Figure collection entries
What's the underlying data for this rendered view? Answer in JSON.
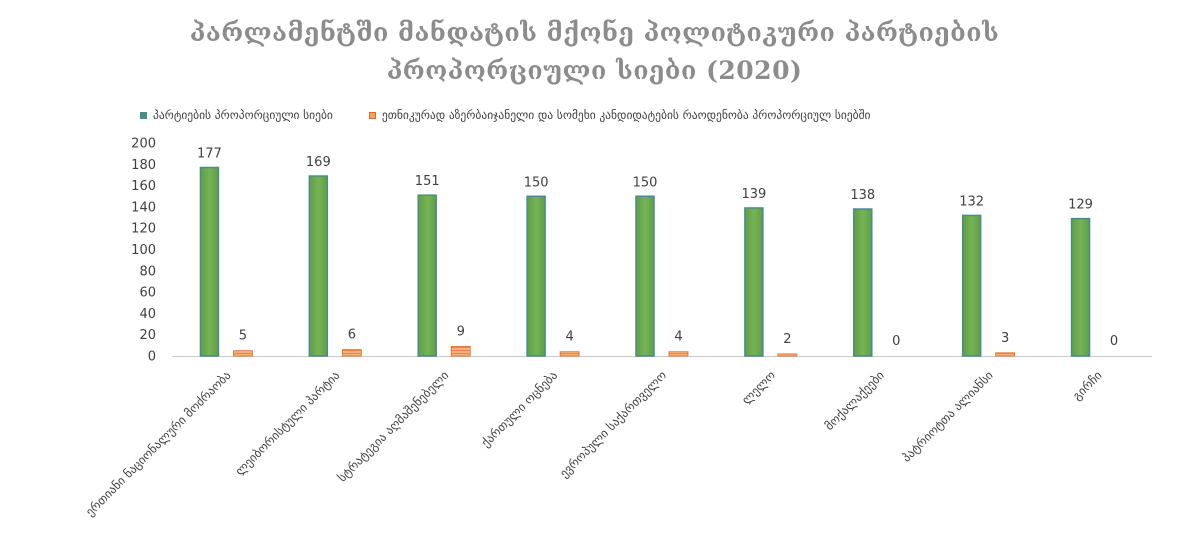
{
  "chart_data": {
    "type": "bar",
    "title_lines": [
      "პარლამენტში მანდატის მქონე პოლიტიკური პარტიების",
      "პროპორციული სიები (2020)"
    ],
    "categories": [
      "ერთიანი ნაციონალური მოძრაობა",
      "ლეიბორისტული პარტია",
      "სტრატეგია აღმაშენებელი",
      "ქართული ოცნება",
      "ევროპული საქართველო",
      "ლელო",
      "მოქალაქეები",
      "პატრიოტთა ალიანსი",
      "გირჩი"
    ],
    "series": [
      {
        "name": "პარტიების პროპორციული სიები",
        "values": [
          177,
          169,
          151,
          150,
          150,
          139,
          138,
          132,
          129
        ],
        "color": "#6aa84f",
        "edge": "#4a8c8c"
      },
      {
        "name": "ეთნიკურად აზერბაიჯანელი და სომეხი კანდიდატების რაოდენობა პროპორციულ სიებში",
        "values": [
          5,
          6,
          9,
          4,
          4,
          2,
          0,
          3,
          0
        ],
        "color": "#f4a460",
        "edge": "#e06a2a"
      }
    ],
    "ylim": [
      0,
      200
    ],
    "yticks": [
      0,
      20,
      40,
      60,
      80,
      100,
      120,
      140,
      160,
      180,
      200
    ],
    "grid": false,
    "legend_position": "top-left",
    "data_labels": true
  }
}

= Required work =
Your task is to reproduce all of the material exactly. The pictures stay out.

= Correct answer =
What's the underlying data for this rendered view? Answer in JSON.
{
  "chart_data": {
    "type": "bar",
    "title_lines": [
      "პარლამენტში მანდატის მქონე პოლიტიკური პარტიების",
      "პროპორციული სიები (2020)"
    ],
    "categories": [
      "ერთიანი ნაციონალური მოძრაობა",
      "ლეიბორისტული პარტია",
      "სტრატეგია აღმაშენებელი",
      "ქართული ოცნება",
      "ევროპული საქართველო",
      "ლელო",
      "მოქალაქეები",
      "პატრიოტთა ალიანსი",
      "გირჩი"
    ],
    "series": [
      {
        "name": "პარტიების პროპორციული სიები",
        "values": [
          177,
          169,
          151,
          150,
          150,
          139,
          138,
          132,
          129
        ],
        "color": "#6aa84f",
        "edge": "#4a8c8c"
      },
      {
        "name": "ეთნიკურად აზერბაიჯანელი და სომეხი კანდიდატების რაოდენობა პროპორციულ სიებში",
        "values": [
          5,
          6,
          9,
          4,
          4,
          2,
          0,
          3,
          0
        ],
        "color": "#f4a460",
        "edge": "#e06a2a"
      }
    ],
    "ylim": [
      0,
      200
    ],
    "yticks": [
      0,
      20,
      40,
      60,
      80,
      100,
      120,
      140,
      160,
      180,
      200
    ],
    "grid": false,
    "legend_position": "top-left",
    "data_labels": true
  }
}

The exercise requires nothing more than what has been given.